STATED PROBLEM: Reproduce the whole listing, character for character.

EXERCISE DATA:
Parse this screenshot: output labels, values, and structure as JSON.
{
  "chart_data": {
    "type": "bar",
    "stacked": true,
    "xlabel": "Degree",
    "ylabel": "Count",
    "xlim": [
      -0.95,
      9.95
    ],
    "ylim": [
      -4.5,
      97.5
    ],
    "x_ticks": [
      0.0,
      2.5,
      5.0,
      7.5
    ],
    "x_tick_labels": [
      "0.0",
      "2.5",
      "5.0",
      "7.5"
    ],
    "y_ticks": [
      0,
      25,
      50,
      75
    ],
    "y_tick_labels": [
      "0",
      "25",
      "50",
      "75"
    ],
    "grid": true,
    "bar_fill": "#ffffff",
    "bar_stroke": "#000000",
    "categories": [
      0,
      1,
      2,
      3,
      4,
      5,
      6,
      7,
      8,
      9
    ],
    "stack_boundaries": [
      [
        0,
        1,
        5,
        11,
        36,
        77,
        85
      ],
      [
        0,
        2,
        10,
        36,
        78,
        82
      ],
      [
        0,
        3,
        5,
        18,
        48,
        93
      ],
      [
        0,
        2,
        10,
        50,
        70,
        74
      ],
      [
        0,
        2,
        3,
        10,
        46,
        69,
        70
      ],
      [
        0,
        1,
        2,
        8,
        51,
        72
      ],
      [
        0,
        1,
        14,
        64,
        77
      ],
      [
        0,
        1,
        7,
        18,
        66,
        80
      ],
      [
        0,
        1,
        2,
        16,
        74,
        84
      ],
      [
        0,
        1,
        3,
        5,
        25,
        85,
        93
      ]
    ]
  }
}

WRITTEN ANSWER:
Parse this screenshot: output labels, values, and structure as JSON.
{
  "chart_data": {
    "type": "bar",
    "stacked": true,
    "xlabel": "Degree",
    "ylabel": "Count",
    "xlim": [
      -0.95,
      9.95
    ],
    "ylim": [
      -4.5,
      97.5
    ],
    "x_ticks": [
      0.0,
      2.5,
      5.0,
      7.5
    ],
    "x_tick_labels": [
      "0.0",
      "2.5",
      "5.0",
      "7.5"
    ],
    "y_ticks": [
      0,
      25,
      50,
      75
    ],
    "y_tick_labels": [
      "0",
      "25",
      "50",
      "75"
    ],
    "grid": true,
    "bar_fill": "#ffffff",
    "bar_stroke": "#000000",
    "categories": [
      0,
      1,
      2,
      3,
      4,
      5,
      6,
      7,
      8,
      9
    ],
    "stack_boundaries": [
      [
        0,
        1,
        5,
        11,
        36,
        77,
        85
      ],
      [
        0,
        2,
        10,
        36,
        78,
        82
      ],
      [
        0,
        3,
        5,
        18,
        48,
        93
      ],
      [
        0,
        2,
        10,
        50,
        70,
        74
      ],
      [
        0,
        2,
        3,
        10,
        46,
        69,
        70
      ],
      [
        0,
        1,
        2,
        8,
        51,
        72
      ],
      [
        0,
        1,
        14,
        64,
        77
      ],
      [
        0,
        1,
        7,
        18,
        66,
        80
      ],
      [
        0,
        1,
        2,
        16,
        74,
        84
      ],
      [
        0,
        1,
        3,
        5,
        25,
        85,
        93
      ]
    ]
  }
}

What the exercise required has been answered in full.